[Data extracted from a collection]
• • •
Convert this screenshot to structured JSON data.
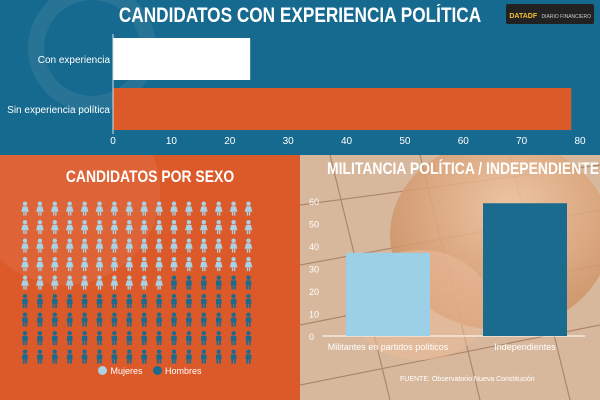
{
  "logo": {
    "brand": "DATADF",
    "sub": "DIARIO FINANCIERO"
  },
  "colors": {
    "blue_panel": "#176a8f",
    "orange_panel": "#dc5a2a",
    "white_bar": "#ffffff",
    "orange_bar": "#dc5a2a",
    "mujeres": "#a8d3e6",
    "hombres": "#1b6b8e",
    "militantes_bar": "#9bd0e7",
    "independientes_bar": "#1b6b8e"
  },
  "source": "FUENTE: Observatorio Nueva Constitución",
  "chart_data": [
    {
      "type": "bar",
      "orientation": "horizontal",
      "title": "CANDIDATOS CON EXPERIENCIA POLÍTICA",
      "categories": [
        "Con experiencia",
        "Sin experiencia política"
      ],
      "values": [
        23.5,
        78.5
      ],
      "xlim": [
        0,
        80
      ],
      "xticks": [
        0,
        10,
        20,
        30,
        40,
        50,
        60,
        70,
        80
      ],
      "grid": false
    },
    {
      "type": "table",
      "title": "CANDIDATOS POR SEXO",
      "series": [
        {
          "name": "Mujeres",
          "count": 74
        },
        {
          "name": "Hombres",
          "count": 80
        }
      ],
      "grid_columns": 16,
      "grid_rows": 9,
      "legend_position": "bottom"
    },
    {
      "type": "bar",
      "title": "MILITANCIA POLÍTICA / INDEPENDIENTES",
      "categories": [
        "Militantes en partidos políticos",
        "Independientes"
      ],
      "values": [
        37,
        59
      ],
      "ylim": [
        0,
        60
      ],
      "yticks": [
        0,
        10,
        20,
        30,
        40,
        50,
        60
      ],
      "grid": false
    }
  ]
}
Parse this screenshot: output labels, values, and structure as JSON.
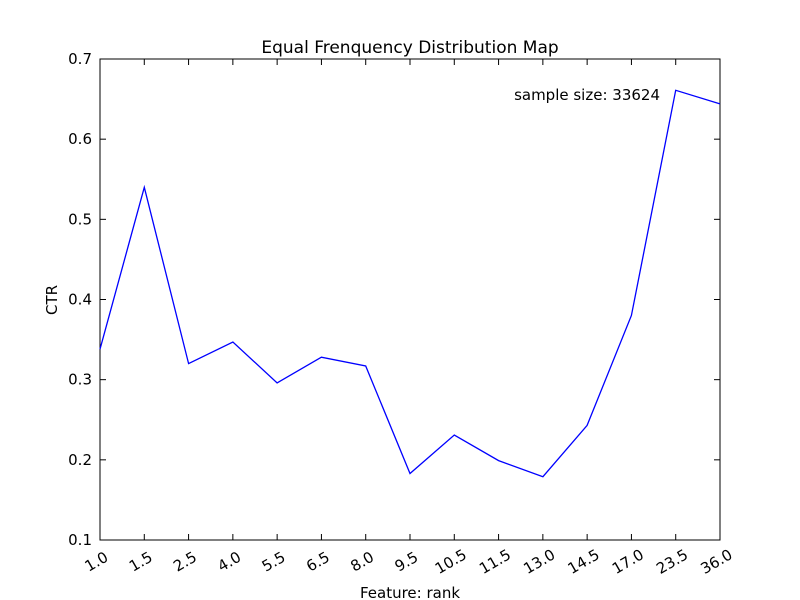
{
  "chart_data": {
    "type": "line",
    "title": "Equal Frenquency Distribution Map",
    "xlabel": "Feature: rank",
    "ylabel": "CTR",
    "annotation": "sample size: 33624",
    "categories": [
      "1.0",
      "1.5",
      "2.5",
      "4.0",
      "5.5",
      "6.5",
      "8.0",
      "9.5",
      "10.5",
      "11.5",
      "13.0",
      "14.5",
      "17.0",
      "23.5",
      "36.0"
    ],
    "yticks": [
      "0.1",
      "0.2",
      "0.3",
      "0.4",
      "0.5",
      "0.6",
      "0.7"
    ],
    "ylim": [
      0.1,
      0.7
    ],
    "grid": false,
    "line_color": "#0000ff",
    "series": [
      {
        "values": [
          0.338,
          0.54,
          0.32,
          0.347,
          0.296,
          0.328,
          0.317,
          0.183,
          0.231,
          0.199,
          0.179,
          0.243,
          0.38,
          0.661,
          0.644
        ]
      }
    ]
  }
}
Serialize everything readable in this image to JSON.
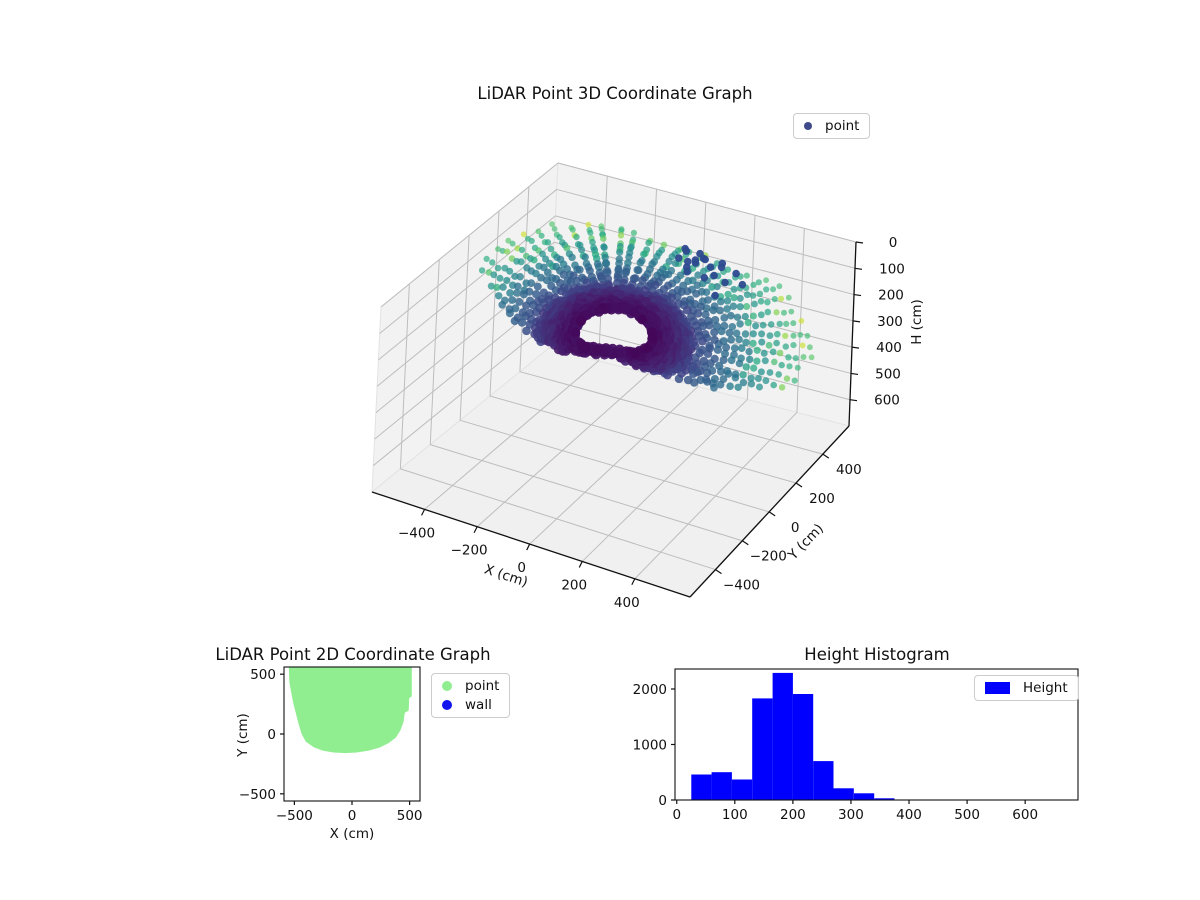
{
  "figure": {
    "background": "#ffffff"
  },
  "colors": {
    "hist_bar": "#0000ff",
    "blob_green": "#90ee90",
    "wall_blue": "#1414f0",
    "legend3d_marker": "#3e4a89",
    "wall_cluster_navy": "#2d4a8f",
    "viridis_stops": [
      [
        0.0,
        "#440154"
      ],
      [
        0.13,
        "#471d6c"
      ],
      [
        0.25,
        "#404387"
      ],
      [
        0.38,
        "#345f8d"
      ],
      [
        0.5,
        "#29788e"
      ],
      [
        0.62,
        "#21918c"
      ],
      [
        0.75,
        "#27ad81"
      ],
      [
        0.87,
        "#5cc863"
      ],
      [
        0.95,
        "#aadc32"
      ],
      [
        1.0,
        "#fde725"
      ]
    ]
  },
  "chart_data": [
    {
      "id": "lidar3d",
      "type": "scatter",
      "projection": "3d",
      "title": "LiDAR Point 3D Coordinate Graph",
      "xlabel": "X (cm)",
      "ylabel": "Y (cm)",
      "zlabel": "H (cm)",
      "xticks": [
        -400,
        -200,
        0,
        200,
        400
      ],
      "yticks": [
        -400,
        -200,
        0,
        200,
        400
      ],
      "zticks": [
        0,
        100,
        200,
        300,
        400,
        500,
        600
      ],
      "xlim": [
        -600,
        610
      ],
      "ylim": [
        -590,
        595
      ],
      "zlim": [
        0,
        700
      ],
      "zaxis_inverted": true,
      "legend": [
        {
          "label": "point",
          "marker_color": "#3e4a89"
        }
      ],
      "cloud": {
        "description": "LiDAR sweep: radial spokes from sensor at origin; color = viridis(range); dense dark-purple near band, green/teal far rim, sparse yellow far points",
        "seed": 42,
        "spokes": 72,
        "spoke_step_deg": 5,
        "r_min": 130,
        "r_step": 27,
        "r_cap": 680,
        "near_dense_max_r": 265,
        "room_envelope": {
          "cx": 0,
          "cy": 548,
          "radius": 700
        },
        "clamp_xy": 585,
        "terrain": {
          "h_base": 208,
          "h_slope": 52,
          "amp1": 55,
          "amp2": 25
        },
        "wall_cluster": {
          "count": 16,
          "x_range": [
            60,
            210
          ],
          "y_range": [
            310,
            430
          ],
          "h_range": [
            70,
            125
          ]
        },
        "wall_strays": {
          "count": 4,
          "x_range": [
            150,
            330
          ],
          "y_range": [
            260,
            380
          ],
          "h_range": [
            85,
            150
          ]
        }
      }
    },
    {
      "id": "lidar2d",
      "type": "scatter",
      "projection": "2d",
      "title": "LiDAR Point 2D Coordinate Graph",
      "xlabel": "X (cm)",
      "ylabel": "Y (cm)",
      "xticks": [
        -500,
        0,
        500
      ],
      "yticks": [
        -500,
        0,
        500
      ],
      "xlim": [
        -590,
        590
      ],
      "ylim": [
        -560,
        560
      ],
      "legend": [
        {
          "label": "point",
          "marker_color": "#90ee90"
        },
        {
          "label": "wall",
          "marker_color": "#1414f0"
        }
      ],
      "point_region_outline": [
        [
          -548,
          560
        ],
        [
          -543,
          430
        ],
        [
          -510,
          260
        ],
        [
          -465,
          90
        ],
        [
          -437,
          0
        ],
        [
          -400,
          -65
        ],
        [
          -330,
          -112
        ],
        [
          -250,
          -140
        ],
        [
          -160,
          -155
        ],
        [
          -60,
          -160
        ],
        [
          40,
          -155
        ],
        [
          140,
          -140
        ],
        [
          235,
          -115
        ],
        [
          315,
          -78
        ],
        [
          380,
          -30
        ],
        [
          420,
          30
        ],
        [
          447,
          100
        ],
        [
          458,
          178
        ],
        [
          492,
          196
        ],
        [
          496,
          300
        ],
        [
          519,
          316
        ],
        [
          519,
          560
        ]
      ]
    },
    {
      "id": "height_hist",
      "type": "bar",
      "title": "Height Histogram",
      "legend": [
        {
          "label": "Height",
          "patch_color": "#0000ff"
        }
      ],
      "bin_start": 25,
      "bin_width": 35,
      "bin_edges": [
        25,
        60,
        95,
        130,
        165,
        200,
        235,
        270,
        305,
        340,
        375
      ],
      "values": [
        460,
        500,
        370,
        1830,
        2290,
        1910,
        700,
        210,
        120,
        30
      ],
      "xticks": [
        0,
        100,
        200,
        300,
        400,
        500,
        600
      ],
      "yticks": [
        0,
        1000,
        2000
      ],
      "xlim": [
        -3,
        691
      ],
      "ylim": [
        0,
        2360
      ]
    }
  ]
}
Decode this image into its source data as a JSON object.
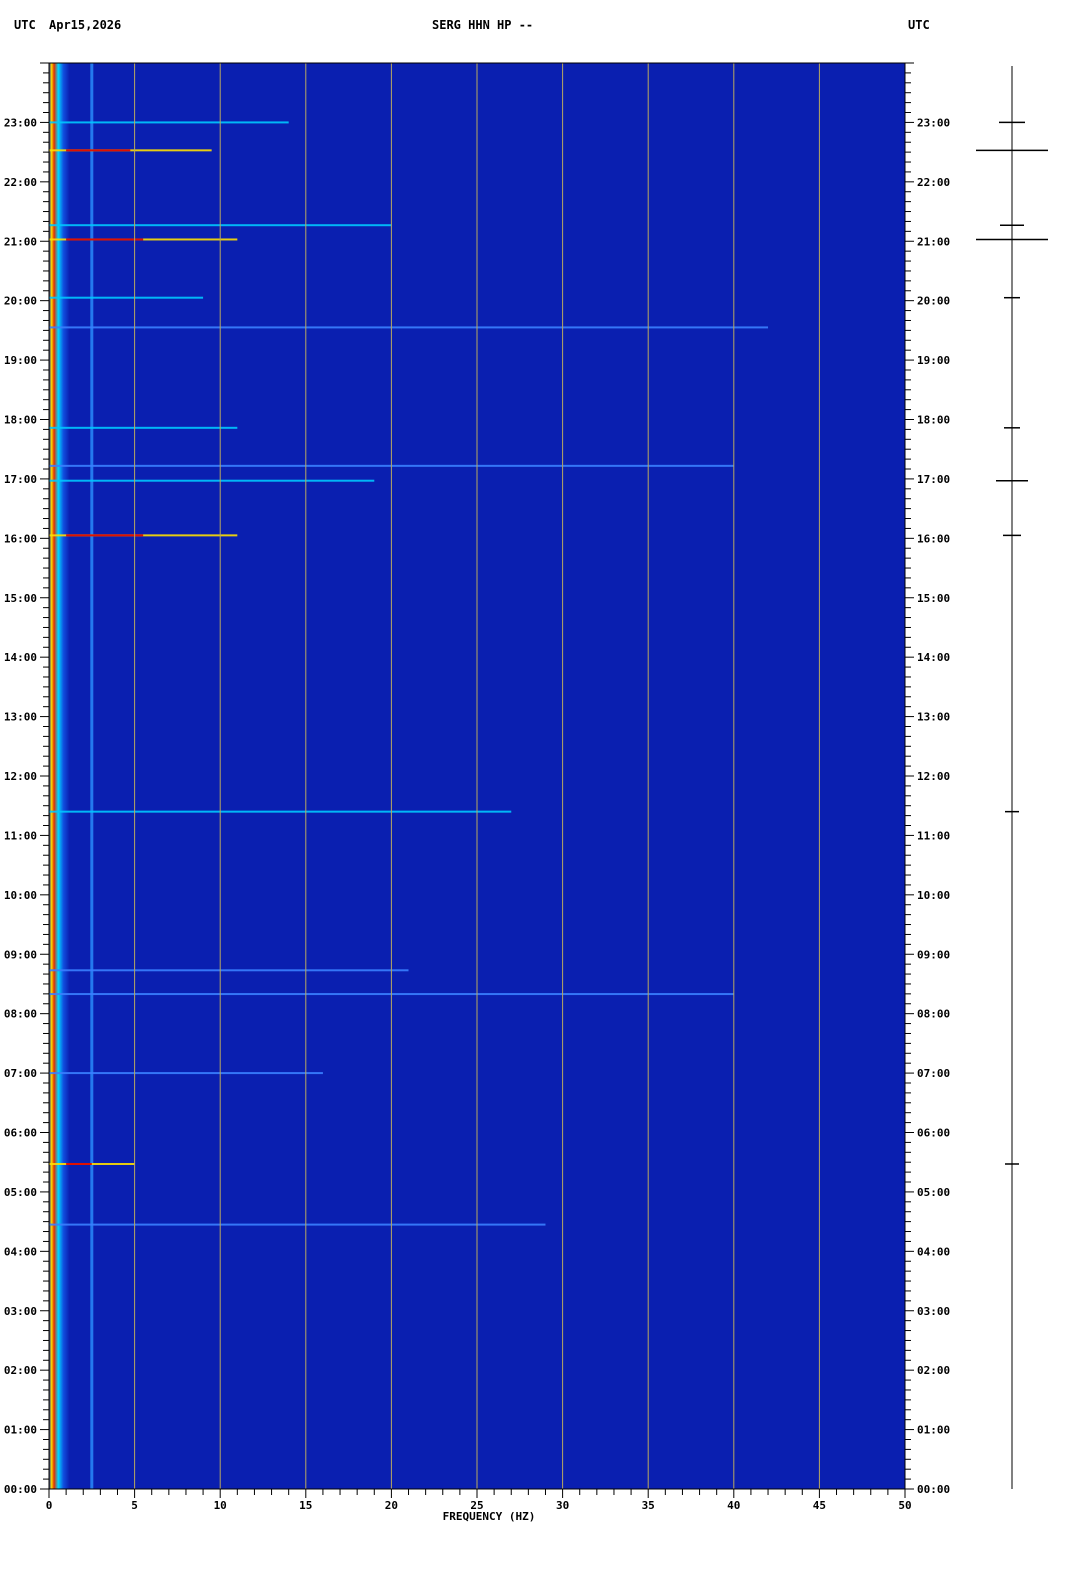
{
  "header": {
    "left_tz": "UTC",
    "date": "Apr15,2026",
    "title": "SERG HHN HP --",
    "right_tz": "UTC"
  },
  "chart_data": {
    "type": "heatmap",
    "title": "SERG HHN HP --",
    "xlabel": "FREQUENCY (HZ)",
    "ylabel": "",
    "xlim": [
      0,
      50
    ],
    "ylim_hours": [
      0,
      24
    ],
    "x_ticks": [
      "0",
      "5",
      "10",
      "15",
      "20",
      "25",
      "30",
      "35",
      "40",
      "45",
      "50"
    ],
    "y_ticks": [
      "00:00",
      "01:00",
      "02:00",
      "03:00",
      "04:00",
      "05:00",
      "06:00",
      "07:00",
      "08:00",
      "09:00",
      "10:00",
      "11:00",
      "12:00",
      "13:00",
      "14:00",
      "15:00",
      "16:00",
      "17:00",
      "18:00",
      "19:00",
      "20:00",
      "21:00",
      "22:00",
      "23:00"
    ],
    "grid": true,
    "colors": {
      "background": "#0a1fb0",
      "grid": "#b8a860",
      "low": "#0a1fb0",
      "mid": "#00c8ff",
      "high": "#ffe000",
      "peak": "#e01000"
    },
    "persistent_bands_hz": [
      0.3,
      2.5
    ],
    "events": [
      {
        "time": 23.0,
        "fmax": 14,
        "level": 0.6
      },
      {
        "time": 22.53,
        "fmax": 9.5,
        "level": 1.0
      },
      {
        "time": 21.27,
        "fmax": 20,
        "level": 0.5
      },
      {
        "time": 21.03,
        "fmax": 11,
        "level": 0.9
      },
      {
        "time": 20.05,
        "fmax": 9,
        "level": 0.7
      },
      {
        "time": 19.55,
        "fmax": 42,
        "level": 0.4
      },
      {
        "time": 17.86,
        "fmax": 11,
        "level": 0.5
      },
      {
        "time": 17.22,
        "fmax": 40,
        "level": 0.35
      },
      {
        "time": 16.97,
        "fmax": 19,
        "level": 0.6
      },
      {
        "time": 16.05,
        "fmax": 11,
        "level": 0.9
      },
      {
        "time": 11.4,
        "fmax": 27,
        "level": 0.5
      },
      {
        "time": 8.73,
        "fmax": 21,
        "level": 0.35
      },
      {
        "time": 8.33,
        "fmax": 40,
        "level": 0.4
      },
      {
        "time": 7.0,
        "fmax": 16,
        "level": 0.4
      },
      {
        "time": 5.47,
        "fmax": 5,
        "level": 1.0
      },
      {
        "time": 4.45,
        "fmax": 29,
        "level": 0.3
      }
    ],
    "trace_events": [
      {
        "time": 23.0,
        "amp": 13
      },
      {
        "time": 22.53,
        "amp": 36
      },
      {
        "time": 21.27,
        "amp": 12
      },
      {
        "time": 21.03,
        "amp": 36
      },
      {
        "time": 20.05,
        "amp": 8
      },
      {
        "time": 17.86,
        "amp": 8
      },
      {
        "time": 16.97,
        "amp": 16
      },
      {
        "time": 16.05,
        "amp": 9
      },
      {
        "time": 11.4,
        "amp": 7
      },
      {
        "time": 5.47,
        "amp": 7
      }
    ]
  }
}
• • •
» Work to complete
Make a list of all lines in the data that contain "background".

» The answer
    "background": "#ffffff"
      "background": "#0a1fb0",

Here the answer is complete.